EXERCISE MATERIAL:
-- start --
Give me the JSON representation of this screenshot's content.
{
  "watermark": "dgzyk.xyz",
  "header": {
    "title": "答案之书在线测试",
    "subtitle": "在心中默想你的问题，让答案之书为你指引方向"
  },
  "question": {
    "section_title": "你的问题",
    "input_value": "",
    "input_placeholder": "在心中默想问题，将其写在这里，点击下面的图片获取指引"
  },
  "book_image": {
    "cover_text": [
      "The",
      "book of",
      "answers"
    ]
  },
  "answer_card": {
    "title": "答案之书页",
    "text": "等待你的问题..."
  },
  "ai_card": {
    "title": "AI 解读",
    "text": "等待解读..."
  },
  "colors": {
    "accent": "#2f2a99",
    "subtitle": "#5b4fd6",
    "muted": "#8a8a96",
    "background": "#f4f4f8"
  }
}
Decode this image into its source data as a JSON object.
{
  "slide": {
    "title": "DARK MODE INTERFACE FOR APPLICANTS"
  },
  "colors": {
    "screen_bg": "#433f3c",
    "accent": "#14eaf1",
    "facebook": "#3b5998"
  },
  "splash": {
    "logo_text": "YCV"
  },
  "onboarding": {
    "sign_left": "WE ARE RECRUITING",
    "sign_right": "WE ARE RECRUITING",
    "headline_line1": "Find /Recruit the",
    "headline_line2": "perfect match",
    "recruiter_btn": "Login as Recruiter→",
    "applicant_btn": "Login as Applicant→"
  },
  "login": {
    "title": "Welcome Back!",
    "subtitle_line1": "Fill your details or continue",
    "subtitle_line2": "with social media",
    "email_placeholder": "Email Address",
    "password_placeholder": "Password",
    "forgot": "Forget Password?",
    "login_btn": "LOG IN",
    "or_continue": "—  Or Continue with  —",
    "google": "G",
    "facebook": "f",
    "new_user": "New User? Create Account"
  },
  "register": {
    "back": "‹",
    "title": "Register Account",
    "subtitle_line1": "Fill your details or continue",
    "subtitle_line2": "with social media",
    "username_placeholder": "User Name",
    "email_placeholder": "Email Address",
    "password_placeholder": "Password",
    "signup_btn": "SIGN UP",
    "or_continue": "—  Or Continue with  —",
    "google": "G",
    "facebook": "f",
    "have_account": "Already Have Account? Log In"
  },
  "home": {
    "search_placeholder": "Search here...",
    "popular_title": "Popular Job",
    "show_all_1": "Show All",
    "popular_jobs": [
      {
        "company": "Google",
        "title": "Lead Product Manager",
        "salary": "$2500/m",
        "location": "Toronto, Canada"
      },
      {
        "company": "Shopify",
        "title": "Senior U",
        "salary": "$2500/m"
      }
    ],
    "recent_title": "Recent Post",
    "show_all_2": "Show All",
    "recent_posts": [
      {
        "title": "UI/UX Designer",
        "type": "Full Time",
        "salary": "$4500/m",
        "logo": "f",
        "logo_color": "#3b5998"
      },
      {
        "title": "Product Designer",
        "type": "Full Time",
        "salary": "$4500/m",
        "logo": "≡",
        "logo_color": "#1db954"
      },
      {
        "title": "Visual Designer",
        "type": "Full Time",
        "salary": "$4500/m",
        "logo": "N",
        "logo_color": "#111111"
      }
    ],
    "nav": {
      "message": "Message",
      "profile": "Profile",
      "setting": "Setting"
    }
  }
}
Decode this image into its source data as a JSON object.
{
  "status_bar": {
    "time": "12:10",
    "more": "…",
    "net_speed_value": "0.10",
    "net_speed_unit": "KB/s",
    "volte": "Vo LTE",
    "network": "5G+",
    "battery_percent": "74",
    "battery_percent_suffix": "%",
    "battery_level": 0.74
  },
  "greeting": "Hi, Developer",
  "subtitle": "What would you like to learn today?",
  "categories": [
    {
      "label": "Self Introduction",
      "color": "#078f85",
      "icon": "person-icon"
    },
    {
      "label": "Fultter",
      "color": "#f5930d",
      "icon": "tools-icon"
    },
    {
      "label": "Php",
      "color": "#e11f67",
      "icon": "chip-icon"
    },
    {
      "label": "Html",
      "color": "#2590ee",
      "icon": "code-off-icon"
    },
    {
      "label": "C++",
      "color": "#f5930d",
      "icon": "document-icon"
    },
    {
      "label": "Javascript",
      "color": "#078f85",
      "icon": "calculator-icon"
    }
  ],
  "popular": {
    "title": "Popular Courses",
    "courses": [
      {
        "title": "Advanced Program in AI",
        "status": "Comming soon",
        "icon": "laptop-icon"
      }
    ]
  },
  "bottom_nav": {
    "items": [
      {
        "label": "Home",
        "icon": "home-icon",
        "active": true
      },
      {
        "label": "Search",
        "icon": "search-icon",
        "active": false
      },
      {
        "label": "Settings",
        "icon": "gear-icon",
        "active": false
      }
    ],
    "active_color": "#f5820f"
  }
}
-- end --
DIRECTIONS FOR THIS TASK: Extract every record and return it verbatim.

WRITTEN SOLUTION:
Give me the JSON representation of this screenshot's content.
{
  "watermark": "dgzyk.xyz",
  "header": {
    "title": "答案之书在线测试",
    "subtitle": "在心中默想你的问题，让答案之书为你指引方向"
  },
  "question": {
    "section_title": "你的问题",
    "input_value": "",
    "input_placeholder": "在心中默想问题，将其写在这里，点击下面的图片获取指引"
  },
  "book_image": {
    "cover_text": [
      "The",
      "book of",
      "answers"
    ]
  },
  "answer_card": {
    "title": "答案之书页",
    "text": "等待你的问题..."
  },
  "ai_card": {
    "title": "AI 解读",
    "text": "等待解读..."
  },
  "colors": {
    "accent": "#2f2a99",
    "subtitle": "#5b4fd6",
    "muted": "#8a8a96",
    "background": "#f4f4f8"
  }
}
Decode this image into its source data as a JSON object.
{
  "slide": {
    "title": "DARK MODE INTERFACE FOR APPLICANTS"
  },
  "colors": {
    "screen_bg": "#433f3c",
    "accent": "#14eaf1",
    "facebook": "#3b5998"
  },
  "splash": {
    "logo_text": "YCV"
  },
  "onboarding": {
    "sign_left": "WE ARE RECRUITING",
    "sign_right": "WE ARE RECRUITING",
    "headline_line1": "Find /Recruit the",
    "headline_line2": "perfect match",
    "recruiter_btn": "Login as Recruiter→",
    "applicant_btn": "Login as Applicant→"
  },
  "login": {
    "title": "Welcome Back!",
    "subtitle_line1": "Fill your details or continue",
    "subtitle_line2": "with social media",
    "email_placeholder": "Email Address",
    "password_placeholder": "Password",
    "forgot": "Forget Password?",
    "login_btn": "LOG IN",
    "or_continue": "—  Or Continue with  —",
    "google": "G",
    "facebook": "f",
    "new_user": "New User? Create Account"
  },
  "register": {
    "back": "‹",
    "title": "Register Account",
    "subtitle_line1": "Fill your details or continue",
    "subtitle_line2": "with social media",
    "username_placeholder": "User Name",
    "email_placeholder": "Email Address",
    "password_placeholder": "Password",
    "signup_btn": "SIGN UP",
    "or_continue": "—  Or Continue with  —",
    "google": "G",
    "facebook": "f",
    "have_account": "Already Have Account? Log In"
  },
  "home": {
    "search_placeholder": "Search here...",
    "popular_title": "Popular Job",
    "show_all_1": "Show All",
    "popular_jobs": [
      {
        "company": "Google",
        "title": "Lead Product Manager",
        "salary": "$2500/m",
        "location": "Toronto, Canada"
      },
      {
        "company": "Shopify",
        "title": "Senior U",
        "salary": "$2500/m"
      }
    ],
    "recent_title": "Recent Post",
    "show_all_2": "Show All",
    "recent_posts": [
      {
        "title": "UI/UX Designer",
        "type": "Full Time",
        "salary": "$4500/m",
        "logo": "f",
        "logo_color": "#3b5998"
      },
      {
        "title": "Product Designer",
        "type": "Full Time",
        "salary": "$4500/m",
        "logo": "≡",
        "logo_color": "#1db954"
      },
      {
        "title": "Visual Designer",
        "type": "Full Time",
        "salary": "$4500/m",
        "logo": "N",
        "logo_color": "#111111"
      }
    ],
    "nav": {
      "message": "Message",
      "profile": "Profile",
      "setting": "Setting"
    }
  }
}
Decode this image into its source data as a JSON object.
{
  "status_bar": {
    "time": "12:10",
    "more": "…",
    "net_speed_value": "0.10",
    "net_speed_unit": "KB/s",
    "volte": "Vo LTE",
    "network": "5G+",
    "battery_percent": "74",
    "battery_percent_suffix": "%",
    "battery_level": 0.74
  },
  "greeting": "Hi, Developer",
  "subtitle": "What would you like to learn today?",
  "categories": [
    {
      "label": "Self Introduction",
      "color": "#078f85",
      "icon": "person-icon"
    },
    {
      "label": "Fultter",
      "color": "#f5930d",
      "icon": "tools-icon"
    },
    {
      "label": "Php",
      "color": "#e11f67",
      "icon": "chip-icon"
    },
    {
      "label": "Html",
      "color": "#2590ee",
      "icon": "code-off-icon"
    },
    {
      "label": "C++",
      "color": "#f5930d",
      "icon": "document-icon"
    },
    {
      "label": "Javascript",
      "color": "#078f85",
      "icon": "calculator-icon"
    }
  ],
  "popular": {
    "title": "Popular Courses",
    "courses": [
      {
        "title": "Advanced Program in AI",
        "status": "Comming soon",
        "icon": "laptop-icon"
      }
    ]
  },
  "bottom_nav": {
    "items": [
      {
        "label": "Home",
        "icon": "home-icon",
        "active": true
      },
      {
        "label": "Search",
        "icon": "search-icon",
        "active": false
      },
      {
        "label": "Settings",
        "icon": "gear-icon",
        "active": false
      }
    ],
    "active_color": "#f5820f"
  }
}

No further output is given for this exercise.